Stored dataset items
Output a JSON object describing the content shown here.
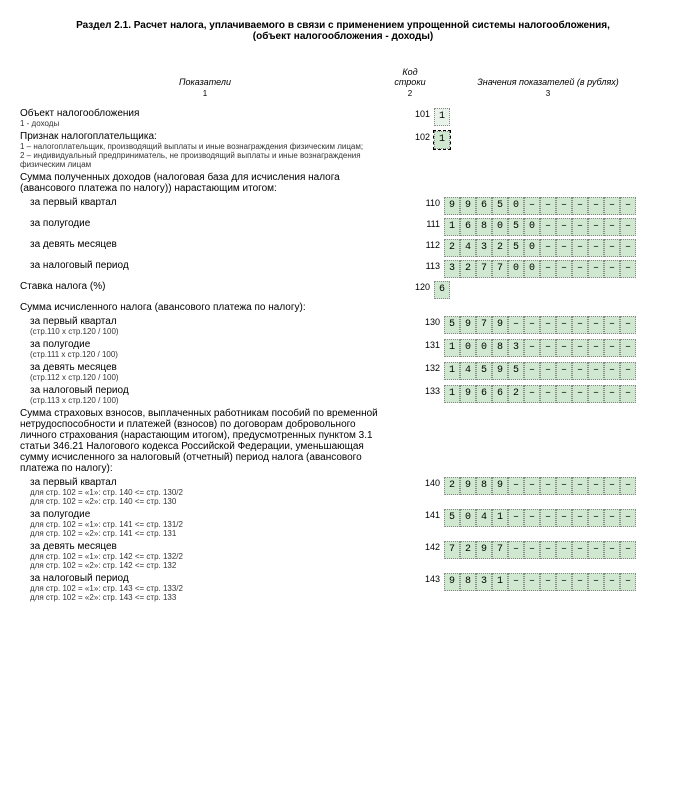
{
  "title": "Раздел 2.1. Расчет налога, уплачиваемого в связи с применением упрощенной системы налогообложения, (объект налогообложения - доходы)",
  "headers": {
    "col1": "Показатели",
    "col2": "Код строки",
    "col3": "Значения показателей (в рублях)",
    "sub1": "1",
    "sub2": "2",
    "sub3": "3"
  },
  "lines": {
    "obj": {
      "label": "Объект налогообложения",
      "sub": "1 - доходы",
      "code": "101",
      "value": "1"
    },
    "priznak": {
      "label": "Признак налогоплательщика:",
      "sub1": "1 – налогоплательщик, производящий выплаты и иные вознаграждения физическим лицам;",
      "sub2": "2 – индивидуальный предприниматель, не производящий выплаты и иные вознаграждения физическим лицам",
      "code": "102",
      "value": "1"
    },
    "incomeHead": "Сумма полученных доходов (налоговая база для исчисления налога (авансового платежа по налогу)) нарастающим итогом:",
    "q1": {
      "label": "за первый квартал",
      "code": "110",
      "value": "99650"
    },
    "half": {
      "label": "за полугодие",
      "code": "111",
      "value": "168050"
    },
    "nine": {
      "label": "за девять месяцев",
      "code": "112",
      "value": "243250"
    },
    "year": {
      "label": "за налоговый период",
      "code": "113",
      "value": "327700"
    },
    "rate": {
      "label": "Ставка налога (%)",
      "code": "120",
      "value": "6",
      "width": 1
    },
    "calcHead": "Сумма исчисленного налога (авансового платежа по налогу):",
    "c1": {
      "label": "за первый квартал",
      "sub": "(стр.110 x стр.120 / 100)",
      "code": "130",
      "value": "5979"
    },
    "c2": {
      "label": "за полугодие",
      "sub": "(стр.111 x стр.120 / 100)",
      "code": "131",
      "value": "10083"
    },
    "c3": {
      "label": "за девять месяцев",
      "sub": "(стр.112 x стр.120 / 100)",
      "code": "132",
      "value": "14595"
    },
    "c4": {
      "label": "за налоговый период",
      "sub": "(стр.113 x стр.120 / 100)",
      "code": "133",
      "value": "19662"
    },
    "insHead": "Сумма страховых взносов, выплаченных работникам пособий по временной нетрудоспособности и платежей (взносов) по договорам добровольного личного страхования (нарастающим итогом), предусмотренных пунктом 3.1 статьи 346.21 Налогового кодекса Российской Федерации, уменьшающая сумму исчисленного за налоговый (отчетный) период налога (авансового платежа по налогу):",
    "i1": {
      "label": "за первый квартал",
      "sub": "для стр. 102 = «1»: стр. 140 <= стр. 130/2\nдля стр. 102 = «2»: стр. 140 <= стр. 130",
      "code": "140",
      "value": "2989"
    },
    "i2": {
      "label": "за полугодие",
      "sub": "для стр. 102 = «1»: стр. 141 <= стр. 131/2\nдля стр. 102 = «2»: стр. 141 <= стр. 131",
      "code": "141",
      "value": "5041"
    },
    "i3": {
      "label": "за девять месяцев",
      "sub": "для стр. 102 = «1»: стр. 142 <= стр. 132/2\nдля стр. 102 = «2»: стр. 142 <= стр. 132",
      "code": "142",
      "value": "7297"
    },
    "i4": {
      "label": "за налоговый период",
      "sub": "для стр. 102 = «1»: стр. 143 <= стр. 133/2\nдля стр. 102 = «2»: стр. 143 <= стр. 133",
      "code": "143",
      "value": "9831"
    }
  },
  "cellWidth": 12
}
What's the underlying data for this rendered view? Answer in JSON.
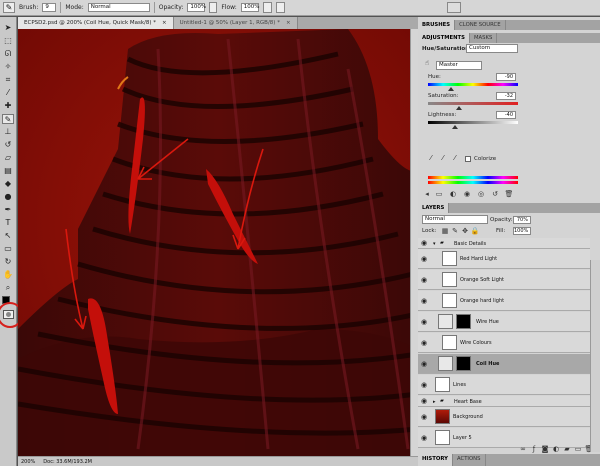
{
  "options_bar": {
    "brush_label": "Brush:",
    "brush_size": "9",
    "mode_label": "Mode:",
    "mode_value": "Normal",
    "opacity_label": "Opacity:",
    "opacity_value": "100%",
    "flow_label": "Flow:",
    "flow_value": "100%"
  },
  "doc_tabs": [
    {
      "label": "ECPSD2.psd @ 200% (Coil Hue, Quick Mask/8) *",
      "close": "×"
    },
    {
      "label": "Untitled-1 @ 50% (Layer 1, RGB/8) *",
      "close": "×"
    }
  ],
  "status": {
    "zoom": "200%",
    "doc_size": "Doc: 33.6M/193.2M"
  },
  "top_panel": {
    "tabs": [
      "BRUSHES",
      "CLONE SOURCE"
    ]
  },
  "adjustments": {
    "tabs": [
      "ADJUSTMENTS",
      "MASKS"
    ],
    "title": "Hue/Saturation",
    "preset": "Custom",
    "channel": "Master",
    "hue_label": "Hue:",
    "hue_value": "-90",
    "hue_level": 0.25,
    "saturation_label": "Saturation:",
    "saturation_value": "-32",
    "saturation_level": 0.34,
    "lightness_label": "Lightness:",
    "lightness_value": "-40",
    "lightness_level": 0.3,
    "colorize_label": "Colorize"
  },
  "layers": {
    "tab": "LAYERS",
    "blend_mode": "Normal",
    "opacity_label": "Opacity:",
    "opacity_value": "70%",
    "lock_label": "Lock:",
    "fill_label": "Fill:",
    "fill_value": "100%",
    "group_name": "Basic Details",
    "rows": [
      {
        "name": "Red Hard Light",
        "thumb": "blank"
      },
      {
        "name": "Orange Soft Light",
        "thumb": "blank"
      },
      {
        "name": "Orange hard light",
        "thumb": "blank"
      },
      {
        "name": "Wire Hue",
        "thumb": "adjust"
      },
      {
        "name": "Wire Colours",
        "thumb": "blank"
      },
      {
        "name": "Coil Hue",
        "thumb": "adjust"
      },
      {
        "name": "Lines",
        "thumb": "blank"
      }
    ],
    "heart_base": "Heart Base",
    "background": "Background",
    "layer5": "Layer 5"
  },
  "history": {
    "tabs": [
      "HISTORY",
      "ACTIONS"
    ]
  },
  "colors": {
    "canvas_red": "#8e0c07",
    "coil_dark": "#2a0706",
    "stroke_red": "#c2100b"
  }
}
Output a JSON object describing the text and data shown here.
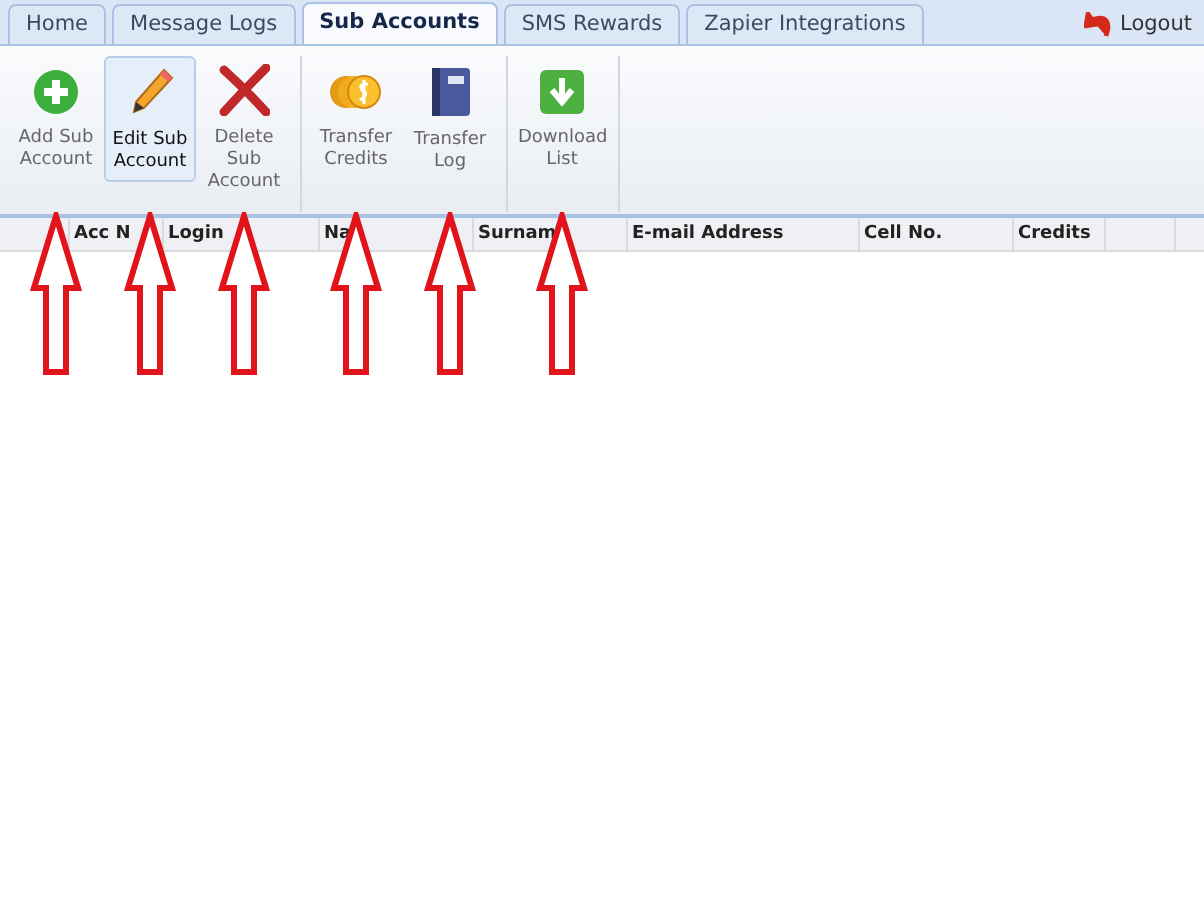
{
  "tabs": [
    {
      "label": "Home",
      "selected": false
    },
    {
      "label": "Message Logs",
      "selected": false
    },
    {
      "label": "Sub Accounts",
      "selected": true
    },
    {
      "label": "SMS Rewards",
      "selected": false
    },
    {
      "label": "Zapier Integrations",
      "selected": false
    }
  ],
  "logout": {
    "label": "Logout"
  },
  "toolbar": {
    "groups": [
      {
        "buttons": [
          {
            "kind": "add",
            "label": "Add Sub Account",
            "selected": false,
            "pointed_at": true
          },
          {
            "kind": "edit",
            "label": "Edit Sub Account",
            "selected": true,
            "pointed_at": true
          },
          {
            "kind": "delete",
            "label": "Delete Sub Account",
            "selected": false,
            "pointed_at": true
          }
        ]
      },
      {
        "buttons": [
          {
            "kind": "coins",
            "label": "Transfer Credits",
            "selected": false,
            "pointed_at": true
          },
          {
            "kind": "book",
            "label": "Transfer Log",
            "selected": false,
            "pointed_at": true
          }
        ]
      },
      {
        "buttons": [
          {
            "kind": "download",
            "label": "Download List",
            "selected": false,
            "pointed_at": true
          }
        ]
      }
    ]
  },
  "table": {
    "columns": [
      "",
      "Acc N",
      "Login",
      "Na",
      "Surnam",
      "E-mail Address",
      "Cell No.",
      "Credits",
      ""
    ]
  }
}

* [DESCRIPTION OF THE TASK]: Find every line in the records above that holds the word "исчисленного", and copy each one.

* [RESPONSE BELOW]:
    "calcHead": "Сумма исчисленного налога (авансового платежа по налогу):",
    "insHead": "Сумма страховых взносов, выплаченных работникам пособий по временной нетрудоспособности и платежей (взносов) по договорам добровольного личного страхования (нарастающим итогом), предусмотренных пунктом 3.1 статьи 346.21 Налогового кодекса Российской Федерации, уменьшающая сумму исчисленного за налоговый (отчетный) период налога (авансового платежа по налогу):",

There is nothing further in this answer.